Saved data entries

▼

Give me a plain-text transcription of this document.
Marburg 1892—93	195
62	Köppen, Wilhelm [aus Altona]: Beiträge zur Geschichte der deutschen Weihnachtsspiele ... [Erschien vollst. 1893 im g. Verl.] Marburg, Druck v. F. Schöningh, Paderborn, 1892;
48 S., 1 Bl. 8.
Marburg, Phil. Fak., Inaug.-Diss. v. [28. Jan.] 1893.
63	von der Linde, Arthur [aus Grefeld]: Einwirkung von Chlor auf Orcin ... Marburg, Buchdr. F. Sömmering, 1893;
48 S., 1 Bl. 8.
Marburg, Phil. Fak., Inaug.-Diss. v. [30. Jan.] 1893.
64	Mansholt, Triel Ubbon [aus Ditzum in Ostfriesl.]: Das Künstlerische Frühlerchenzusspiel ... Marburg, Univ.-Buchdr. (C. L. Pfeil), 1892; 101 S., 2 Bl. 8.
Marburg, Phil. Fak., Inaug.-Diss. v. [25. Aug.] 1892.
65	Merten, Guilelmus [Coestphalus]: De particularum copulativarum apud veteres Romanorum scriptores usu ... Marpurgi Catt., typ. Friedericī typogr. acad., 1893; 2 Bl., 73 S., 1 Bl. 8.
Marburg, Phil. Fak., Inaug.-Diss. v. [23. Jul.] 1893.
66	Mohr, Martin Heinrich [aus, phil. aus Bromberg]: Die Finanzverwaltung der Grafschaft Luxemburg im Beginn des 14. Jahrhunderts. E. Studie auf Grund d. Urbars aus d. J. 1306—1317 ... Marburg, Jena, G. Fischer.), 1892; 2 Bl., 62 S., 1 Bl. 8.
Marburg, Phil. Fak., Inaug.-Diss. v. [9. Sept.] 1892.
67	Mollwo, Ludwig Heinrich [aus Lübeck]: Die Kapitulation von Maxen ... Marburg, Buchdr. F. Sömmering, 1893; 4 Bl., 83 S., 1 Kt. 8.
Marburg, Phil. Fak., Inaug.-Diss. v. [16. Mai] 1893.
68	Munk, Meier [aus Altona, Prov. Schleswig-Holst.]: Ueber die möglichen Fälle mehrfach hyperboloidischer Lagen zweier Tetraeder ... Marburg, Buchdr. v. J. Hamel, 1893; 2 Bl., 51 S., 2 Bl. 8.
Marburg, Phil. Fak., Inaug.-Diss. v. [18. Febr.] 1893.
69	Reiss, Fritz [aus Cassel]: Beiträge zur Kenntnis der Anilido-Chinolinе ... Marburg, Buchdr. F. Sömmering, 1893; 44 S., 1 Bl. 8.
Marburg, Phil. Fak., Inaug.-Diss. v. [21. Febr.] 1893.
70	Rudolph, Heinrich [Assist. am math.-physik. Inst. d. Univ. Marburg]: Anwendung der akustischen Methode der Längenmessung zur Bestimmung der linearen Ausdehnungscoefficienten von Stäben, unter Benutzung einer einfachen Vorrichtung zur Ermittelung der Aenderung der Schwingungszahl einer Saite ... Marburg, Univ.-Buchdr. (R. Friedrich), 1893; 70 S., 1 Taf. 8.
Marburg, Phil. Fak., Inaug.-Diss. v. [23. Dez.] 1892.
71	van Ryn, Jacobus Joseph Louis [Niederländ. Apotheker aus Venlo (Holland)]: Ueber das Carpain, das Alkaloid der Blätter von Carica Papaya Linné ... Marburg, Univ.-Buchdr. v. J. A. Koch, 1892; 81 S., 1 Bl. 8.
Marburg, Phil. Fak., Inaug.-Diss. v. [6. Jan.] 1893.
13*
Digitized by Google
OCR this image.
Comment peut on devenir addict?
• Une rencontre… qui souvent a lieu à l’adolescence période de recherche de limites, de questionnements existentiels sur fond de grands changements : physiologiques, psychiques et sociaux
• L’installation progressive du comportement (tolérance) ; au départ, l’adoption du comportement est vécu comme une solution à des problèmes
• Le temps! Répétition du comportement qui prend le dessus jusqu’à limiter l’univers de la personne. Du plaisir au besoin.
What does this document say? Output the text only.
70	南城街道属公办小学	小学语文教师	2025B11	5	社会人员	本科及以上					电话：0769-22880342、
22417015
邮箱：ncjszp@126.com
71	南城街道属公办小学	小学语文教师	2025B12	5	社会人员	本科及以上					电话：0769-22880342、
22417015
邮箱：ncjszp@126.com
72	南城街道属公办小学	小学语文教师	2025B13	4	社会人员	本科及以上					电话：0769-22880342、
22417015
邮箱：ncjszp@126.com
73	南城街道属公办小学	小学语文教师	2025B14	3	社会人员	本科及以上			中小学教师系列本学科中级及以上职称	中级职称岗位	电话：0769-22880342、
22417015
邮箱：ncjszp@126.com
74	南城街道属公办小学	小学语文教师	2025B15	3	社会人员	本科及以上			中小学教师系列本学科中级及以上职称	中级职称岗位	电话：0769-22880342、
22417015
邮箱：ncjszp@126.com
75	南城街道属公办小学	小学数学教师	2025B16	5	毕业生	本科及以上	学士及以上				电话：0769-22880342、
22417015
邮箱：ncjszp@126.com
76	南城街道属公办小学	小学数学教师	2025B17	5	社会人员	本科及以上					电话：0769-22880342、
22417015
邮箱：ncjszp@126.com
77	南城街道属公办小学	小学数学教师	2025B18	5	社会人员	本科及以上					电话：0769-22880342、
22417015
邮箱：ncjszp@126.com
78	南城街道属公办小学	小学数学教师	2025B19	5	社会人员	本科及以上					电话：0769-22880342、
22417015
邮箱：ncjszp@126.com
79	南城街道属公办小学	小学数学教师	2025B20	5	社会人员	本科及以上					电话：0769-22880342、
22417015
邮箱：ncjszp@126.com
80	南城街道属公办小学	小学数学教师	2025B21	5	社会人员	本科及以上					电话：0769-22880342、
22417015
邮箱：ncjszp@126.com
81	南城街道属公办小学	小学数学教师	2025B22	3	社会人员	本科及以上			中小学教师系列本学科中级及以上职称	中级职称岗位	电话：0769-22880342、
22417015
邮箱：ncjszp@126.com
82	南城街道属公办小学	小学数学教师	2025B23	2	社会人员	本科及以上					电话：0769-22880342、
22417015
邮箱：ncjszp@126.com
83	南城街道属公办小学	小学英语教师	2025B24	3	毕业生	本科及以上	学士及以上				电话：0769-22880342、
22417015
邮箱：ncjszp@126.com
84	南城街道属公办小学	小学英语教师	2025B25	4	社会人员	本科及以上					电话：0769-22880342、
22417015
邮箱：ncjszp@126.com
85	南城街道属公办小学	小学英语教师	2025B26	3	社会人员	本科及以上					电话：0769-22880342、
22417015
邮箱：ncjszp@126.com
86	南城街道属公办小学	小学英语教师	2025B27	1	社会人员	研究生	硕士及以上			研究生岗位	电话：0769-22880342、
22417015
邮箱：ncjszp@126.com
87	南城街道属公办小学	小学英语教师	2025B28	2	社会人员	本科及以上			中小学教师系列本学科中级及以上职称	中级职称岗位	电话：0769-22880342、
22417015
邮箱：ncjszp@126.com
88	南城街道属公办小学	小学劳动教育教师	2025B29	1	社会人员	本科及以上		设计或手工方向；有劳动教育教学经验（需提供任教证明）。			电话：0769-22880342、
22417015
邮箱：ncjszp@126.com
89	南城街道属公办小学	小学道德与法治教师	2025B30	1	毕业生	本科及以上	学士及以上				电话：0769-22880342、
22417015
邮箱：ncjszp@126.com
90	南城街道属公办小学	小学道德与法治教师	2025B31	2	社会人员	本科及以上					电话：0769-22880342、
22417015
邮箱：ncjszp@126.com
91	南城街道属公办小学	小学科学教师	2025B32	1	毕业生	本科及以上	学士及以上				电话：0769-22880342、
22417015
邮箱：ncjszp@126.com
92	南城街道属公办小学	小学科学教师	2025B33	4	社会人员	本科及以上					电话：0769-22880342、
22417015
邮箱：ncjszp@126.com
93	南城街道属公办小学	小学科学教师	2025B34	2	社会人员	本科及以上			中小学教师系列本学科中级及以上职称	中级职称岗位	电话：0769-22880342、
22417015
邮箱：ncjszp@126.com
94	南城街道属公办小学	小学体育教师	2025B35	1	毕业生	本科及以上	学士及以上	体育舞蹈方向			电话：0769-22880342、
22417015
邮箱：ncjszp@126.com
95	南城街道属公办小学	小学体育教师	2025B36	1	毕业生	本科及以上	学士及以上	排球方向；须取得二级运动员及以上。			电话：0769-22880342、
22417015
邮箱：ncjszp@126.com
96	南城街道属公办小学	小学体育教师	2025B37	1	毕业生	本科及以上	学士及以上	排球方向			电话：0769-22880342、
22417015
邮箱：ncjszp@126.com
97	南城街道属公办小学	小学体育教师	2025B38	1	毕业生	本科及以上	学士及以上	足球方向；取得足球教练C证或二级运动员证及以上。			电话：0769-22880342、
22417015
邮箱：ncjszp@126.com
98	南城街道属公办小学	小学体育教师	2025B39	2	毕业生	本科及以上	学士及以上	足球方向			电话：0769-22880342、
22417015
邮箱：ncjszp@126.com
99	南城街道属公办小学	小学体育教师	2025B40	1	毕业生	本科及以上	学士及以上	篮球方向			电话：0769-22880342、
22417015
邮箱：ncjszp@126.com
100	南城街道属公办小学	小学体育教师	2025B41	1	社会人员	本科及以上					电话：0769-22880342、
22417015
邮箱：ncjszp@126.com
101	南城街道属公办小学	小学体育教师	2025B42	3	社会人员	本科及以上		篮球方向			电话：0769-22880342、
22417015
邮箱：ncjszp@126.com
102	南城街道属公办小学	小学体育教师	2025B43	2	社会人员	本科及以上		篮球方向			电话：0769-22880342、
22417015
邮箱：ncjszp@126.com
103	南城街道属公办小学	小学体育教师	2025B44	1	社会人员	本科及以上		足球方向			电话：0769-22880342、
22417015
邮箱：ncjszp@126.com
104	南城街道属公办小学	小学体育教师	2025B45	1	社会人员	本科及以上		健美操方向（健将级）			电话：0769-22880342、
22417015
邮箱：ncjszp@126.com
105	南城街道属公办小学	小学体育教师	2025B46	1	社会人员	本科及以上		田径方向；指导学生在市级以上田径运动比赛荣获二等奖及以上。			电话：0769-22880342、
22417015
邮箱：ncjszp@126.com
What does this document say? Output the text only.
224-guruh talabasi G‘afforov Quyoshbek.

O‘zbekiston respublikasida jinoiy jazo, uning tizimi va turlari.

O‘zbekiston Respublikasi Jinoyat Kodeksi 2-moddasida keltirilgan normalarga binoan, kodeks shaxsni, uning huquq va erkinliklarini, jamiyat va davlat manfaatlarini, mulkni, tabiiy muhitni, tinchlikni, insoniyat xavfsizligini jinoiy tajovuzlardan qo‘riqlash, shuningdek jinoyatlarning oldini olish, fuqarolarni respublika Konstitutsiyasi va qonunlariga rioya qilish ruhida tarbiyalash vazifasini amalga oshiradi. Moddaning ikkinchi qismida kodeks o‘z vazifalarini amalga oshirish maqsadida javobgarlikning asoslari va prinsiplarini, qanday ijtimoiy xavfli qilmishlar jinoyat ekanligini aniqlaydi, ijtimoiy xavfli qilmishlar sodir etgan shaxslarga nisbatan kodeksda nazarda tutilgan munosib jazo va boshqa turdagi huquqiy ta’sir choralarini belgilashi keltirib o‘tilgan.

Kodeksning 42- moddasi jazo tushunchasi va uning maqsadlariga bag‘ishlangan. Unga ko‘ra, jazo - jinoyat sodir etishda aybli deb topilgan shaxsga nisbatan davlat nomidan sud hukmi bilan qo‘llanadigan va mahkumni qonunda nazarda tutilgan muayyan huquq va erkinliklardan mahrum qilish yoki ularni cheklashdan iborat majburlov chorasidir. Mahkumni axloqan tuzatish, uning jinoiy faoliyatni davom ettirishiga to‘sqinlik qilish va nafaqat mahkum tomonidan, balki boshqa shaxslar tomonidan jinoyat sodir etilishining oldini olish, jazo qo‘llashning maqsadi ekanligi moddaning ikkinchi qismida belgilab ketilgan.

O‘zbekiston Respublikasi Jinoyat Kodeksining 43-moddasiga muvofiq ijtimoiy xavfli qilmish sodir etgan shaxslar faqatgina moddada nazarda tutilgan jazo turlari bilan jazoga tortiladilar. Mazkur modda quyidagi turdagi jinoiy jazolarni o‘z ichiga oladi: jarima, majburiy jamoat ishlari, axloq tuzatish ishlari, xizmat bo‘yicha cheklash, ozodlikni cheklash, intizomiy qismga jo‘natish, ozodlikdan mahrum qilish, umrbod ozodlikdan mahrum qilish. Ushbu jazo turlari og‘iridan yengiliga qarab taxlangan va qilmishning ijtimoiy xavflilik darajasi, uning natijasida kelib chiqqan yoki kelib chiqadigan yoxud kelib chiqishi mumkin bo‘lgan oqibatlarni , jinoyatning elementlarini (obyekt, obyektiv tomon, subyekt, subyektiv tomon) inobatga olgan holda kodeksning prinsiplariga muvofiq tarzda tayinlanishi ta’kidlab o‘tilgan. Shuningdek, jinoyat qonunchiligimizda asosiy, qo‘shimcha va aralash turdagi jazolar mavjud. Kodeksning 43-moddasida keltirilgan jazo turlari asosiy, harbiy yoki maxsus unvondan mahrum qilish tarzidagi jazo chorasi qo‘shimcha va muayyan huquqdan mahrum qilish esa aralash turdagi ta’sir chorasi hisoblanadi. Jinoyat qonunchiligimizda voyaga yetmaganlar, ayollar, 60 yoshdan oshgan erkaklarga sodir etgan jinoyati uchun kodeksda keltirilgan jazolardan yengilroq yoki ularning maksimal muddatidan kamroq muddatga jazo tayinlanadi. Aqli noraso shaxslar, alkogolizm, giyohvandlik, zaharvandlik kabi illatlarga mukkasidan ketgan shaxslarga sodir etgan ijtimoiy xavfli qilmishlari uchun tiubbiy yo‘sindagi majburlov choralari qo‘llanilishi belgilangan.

▲

» **What is required**
Using the listing, say how many lines include the word "Diss", and add nothing else.

» **Task result**
10